(Beginning of Entries shown)
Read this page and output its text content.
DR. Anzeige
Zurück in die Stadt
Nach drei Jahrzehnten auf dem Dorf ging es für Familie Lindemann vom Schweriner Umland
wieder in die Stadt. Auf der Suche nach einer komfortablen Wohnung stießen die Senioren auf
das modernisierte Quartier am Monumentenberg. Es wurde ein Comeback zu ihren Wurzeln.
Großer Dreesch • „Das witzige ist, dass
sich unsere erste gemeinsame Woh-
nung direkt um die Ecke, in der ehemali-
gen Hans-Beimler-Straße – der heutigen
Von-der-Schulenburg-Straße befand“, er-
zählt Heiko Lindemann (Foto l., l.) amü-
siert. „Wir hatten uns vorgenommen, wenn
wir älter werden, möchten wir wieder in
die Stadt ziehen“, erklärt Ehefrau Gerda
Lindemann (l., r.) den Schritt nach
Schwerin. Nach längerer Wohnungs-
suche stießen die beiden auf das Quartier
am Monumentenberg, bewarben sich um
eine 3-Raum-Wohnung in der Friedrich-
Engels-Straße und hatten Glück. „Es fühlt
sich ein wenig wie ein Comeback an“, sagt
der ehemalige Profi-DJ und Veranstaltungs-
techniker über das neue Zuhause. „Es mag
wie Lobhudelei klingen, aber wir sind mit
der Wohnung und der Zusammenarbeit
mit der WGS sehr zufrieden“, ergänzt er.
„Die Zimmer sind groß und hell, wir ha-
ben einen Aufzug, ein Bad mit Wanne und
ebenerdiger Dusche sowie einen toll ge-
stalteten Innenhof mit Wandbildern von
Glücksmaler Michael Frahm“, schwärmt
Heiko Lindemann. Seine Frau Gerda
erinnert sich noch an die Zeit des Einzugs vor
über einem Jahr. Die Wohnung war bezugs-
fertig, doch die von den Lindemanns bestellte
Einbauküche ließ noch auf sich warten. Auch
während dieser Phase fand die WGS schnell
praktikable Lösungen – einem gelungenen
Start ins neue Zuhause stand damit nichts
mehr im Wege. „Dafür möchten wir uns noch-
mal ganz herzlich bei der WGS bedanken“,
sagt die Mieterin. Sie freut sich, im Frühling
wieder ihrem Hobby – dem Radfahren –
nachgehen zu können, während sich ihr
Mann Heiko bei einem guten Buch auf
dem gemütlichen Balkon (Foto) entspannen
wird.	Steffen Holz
(End of Entries shown)
_Your instructions:_ Every line of the listing is to be returned exactly as given.

_Solved problem:_
Read this page and output its text content.
DR. Anzeige
Zurück in die Stadt
Nach drei Jahrzehnten auf dem Dorf ging es für Familie Lindemann vom Schweriner Umland
wieder in die Stadt. Auf der Suche nach einer komfortablen Wohnung stießen die Senioren auf
das modernisierte Quartier am Monumentenberg. Es wurde ein Comeback zu ihren Wurzeln.
Großer Dreesch • „Das witzige ist, dass
sich unsere erste gemeinsame Woh-
nung direkt um die Ecke, in der ehemali-
gen Hans-Beimler-Straße – der heutigen
Von-der-Schulenburg-Straße befand“, er-
zählt Heiko Lindemann (Foto l., l.) amü-
siert. „Wir hatten uns vorgenommen, wenn
wir älter werden, möchten wir wieder in
die Stadt ziehen“, erklärt Ehefrau Gerda
Lindemann (l., r.) den Schritt nach
Schwerin. Nach längerer Wohnungs-
suche stießen die beiden auf das Quartier
am Monumentenberg, bewarben sich um
eine 3-Raum-Wohnung in der Friedrich-
Engels-Straße und hatten Glück. „Es fühlt
sich ein wenig wie ein Comeback an“, sagt
der ehemalige Profi-DJ und Veranstaltungs-
techniker über das neue Zuhause. „Es mag
wie Lobhudelei klingen, aber wir sind mit
der Wohnung und der Zusammenarbeit
mit der WGS sehr zufrieden“, ergänzt er.
„Die Zimmer sind groß und hell, wir ha-
ben einen Aufzug, ein Bad mit Wanne und
ebenerdiger Dusche sowie einen toll ge-
stalteten Innenhof mit Wandbildern von
Glücksmaler Michael Frahm“, schwärmt
Heiko Lindemann. Seine Frau Gerda
erinnert sich noch an die Zeit des Einzugs vor
über einem Jahr. Die Wohnung war bezugs-
fertig, doch die von den Lindemanns bestellte
Einbauküche ließ noch auf sich warten. Auch
während dieser Phase fand die WGS schnell
praktikable Lösungen – einem gelungenen
Start ins neue Zuhause stand damit nichts
mehr im Wege. „Dafür möchten wir uns noch-
mal ganz herzlich bei der WGS bedanken“,
sagt die Mieterin. Sie freut sich, im Frühling
wieder ihrem Hobby – dem Radfahren –
nachgehen zu können, während sich ihr
Mann Heiko bei einem guten Buch auf
dem gemütlichen Balkon (Foto) entspannen
wird.	Steffen Holz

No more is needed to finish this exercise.